## BEGIN MATERIAL FOR THIS EXERCISE
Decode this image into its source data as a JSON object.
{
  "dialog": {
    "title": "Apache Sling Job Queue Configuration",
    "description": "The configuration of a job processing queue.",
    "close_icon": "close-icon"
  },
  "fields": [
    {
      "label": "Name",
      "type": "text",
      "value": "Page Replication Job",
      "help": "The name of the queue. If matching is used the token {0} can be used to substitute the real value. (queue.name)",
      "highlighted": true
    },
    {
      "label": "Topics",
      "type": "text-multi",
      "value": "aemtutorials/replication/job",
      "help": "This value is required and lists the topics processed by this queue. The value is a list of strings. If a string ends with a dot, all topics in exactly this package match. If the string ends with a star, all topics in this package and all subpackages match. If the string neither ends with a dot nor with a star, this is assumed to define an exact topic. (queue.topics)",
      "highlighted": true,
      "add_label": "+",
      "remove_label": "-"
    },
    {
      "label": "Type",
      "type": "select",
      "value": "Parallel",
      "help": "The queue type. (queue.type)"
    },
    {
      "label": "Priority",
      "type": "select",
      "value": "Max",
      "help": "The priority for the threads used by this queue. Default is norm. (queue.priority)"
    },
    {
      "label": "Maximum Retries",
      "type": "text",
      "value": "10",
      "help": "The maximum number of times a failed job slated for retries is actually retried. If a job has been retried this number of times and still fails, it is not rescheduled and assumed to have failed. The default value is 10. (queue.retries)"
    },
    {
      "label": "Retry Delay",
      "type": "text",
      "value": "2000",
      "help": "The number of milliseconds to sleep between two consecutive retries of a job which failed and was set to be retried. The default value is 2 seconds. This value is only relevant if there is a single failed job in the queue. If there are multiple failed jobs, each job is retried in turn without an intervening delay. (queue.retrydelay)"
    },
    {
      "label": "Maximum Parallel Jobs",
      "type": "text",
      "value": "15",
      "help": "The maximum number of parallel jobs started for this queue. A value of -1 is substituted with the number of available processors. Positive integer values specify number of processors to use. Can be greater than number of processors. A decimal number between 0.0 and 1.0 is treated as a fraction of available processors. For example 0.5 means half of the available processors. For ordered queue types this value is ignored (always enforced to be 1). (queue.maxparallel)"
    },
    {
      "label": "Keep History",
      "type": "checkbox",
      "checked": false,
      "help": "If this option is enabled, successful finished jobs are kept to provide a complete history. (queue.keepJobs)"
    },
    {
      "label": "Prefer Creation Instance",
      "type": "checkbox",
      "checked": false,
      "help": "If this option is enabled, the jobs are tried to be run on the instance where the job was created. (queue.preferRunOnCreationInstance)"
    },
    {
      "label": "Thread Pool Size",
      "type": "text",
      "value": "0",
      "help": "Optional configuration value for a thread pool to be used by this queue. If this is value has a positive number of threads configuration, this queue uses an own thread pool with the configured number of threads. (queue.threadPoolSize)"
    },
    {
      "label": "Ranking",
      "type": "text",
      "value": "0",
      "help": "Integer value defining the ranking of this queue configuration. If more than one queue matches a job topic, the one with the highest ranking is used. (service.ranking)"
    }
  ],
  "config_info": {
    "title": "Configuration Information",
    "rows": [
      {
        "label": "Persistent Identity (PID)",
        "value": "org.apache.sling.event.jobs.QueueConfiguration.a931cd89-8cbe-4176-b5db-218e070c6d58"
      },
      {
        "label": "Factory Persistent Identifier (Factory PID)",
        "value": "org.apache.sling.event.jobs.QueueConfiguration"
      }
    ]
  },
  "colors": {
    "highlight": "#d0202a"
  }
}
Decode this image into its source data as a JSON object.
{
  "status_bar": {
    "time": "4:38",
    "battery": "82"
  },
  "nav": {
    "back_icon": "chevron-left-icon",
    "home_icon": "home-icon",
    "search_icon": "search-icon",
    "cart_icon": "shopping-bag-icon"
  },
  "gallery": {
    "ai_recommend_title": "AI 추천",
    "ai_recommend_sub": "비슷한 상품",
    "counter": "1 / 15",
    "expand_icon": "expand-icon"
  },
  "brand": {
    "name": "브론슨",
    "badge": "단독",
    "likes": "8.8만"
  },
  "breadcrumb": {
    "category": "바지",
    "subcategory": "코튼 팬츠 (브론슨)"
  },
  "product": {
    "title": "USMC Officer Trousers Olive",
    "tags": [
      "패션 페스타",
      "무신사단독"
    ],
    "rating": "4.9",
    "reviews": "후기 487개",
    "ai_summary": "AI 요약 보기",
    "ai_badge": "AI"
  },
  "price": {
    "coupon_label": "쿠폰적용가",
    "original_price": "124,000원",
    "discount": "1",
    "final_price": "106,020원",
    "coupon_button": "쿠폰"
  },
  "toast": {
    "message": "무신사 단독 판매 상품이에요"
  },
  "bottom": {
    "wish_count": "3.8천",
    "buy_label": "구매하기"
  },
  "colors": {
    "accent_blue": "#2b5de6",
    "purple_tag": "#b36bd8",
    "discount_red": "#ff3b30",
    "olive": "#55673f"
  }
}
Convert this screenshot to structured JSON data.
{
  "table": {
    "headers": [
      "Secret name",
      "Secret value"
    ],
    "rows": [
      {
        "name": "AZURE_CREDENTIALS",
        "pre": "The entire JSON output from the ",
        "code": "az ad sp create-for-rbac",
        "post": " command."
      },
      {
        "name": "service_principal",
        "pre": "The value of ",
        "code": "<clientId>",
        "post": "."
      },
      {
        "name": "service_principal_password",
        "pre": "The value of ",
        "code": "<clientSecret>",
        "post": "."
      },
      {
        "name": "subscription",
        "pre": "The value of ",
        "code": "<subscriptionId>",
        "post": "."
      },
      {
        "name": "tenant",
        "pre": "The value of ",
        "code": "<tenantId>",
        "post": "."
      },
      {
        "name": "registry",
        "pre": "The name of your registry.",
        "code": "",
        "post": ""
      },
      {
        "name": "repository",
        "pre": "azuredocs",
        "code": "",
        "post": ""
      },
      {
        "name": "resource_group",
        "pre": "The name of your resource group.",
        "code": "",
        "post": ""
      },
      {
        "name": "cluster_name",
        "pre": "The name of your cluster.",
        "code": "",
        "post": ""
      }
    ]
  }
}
## END MATERIAL FOR THIS EXERCISE
** TASK BRIEF **
Count each line of the data where the word "true" appears, then reply with the total only.

** EXERCISE RESPONSE **
2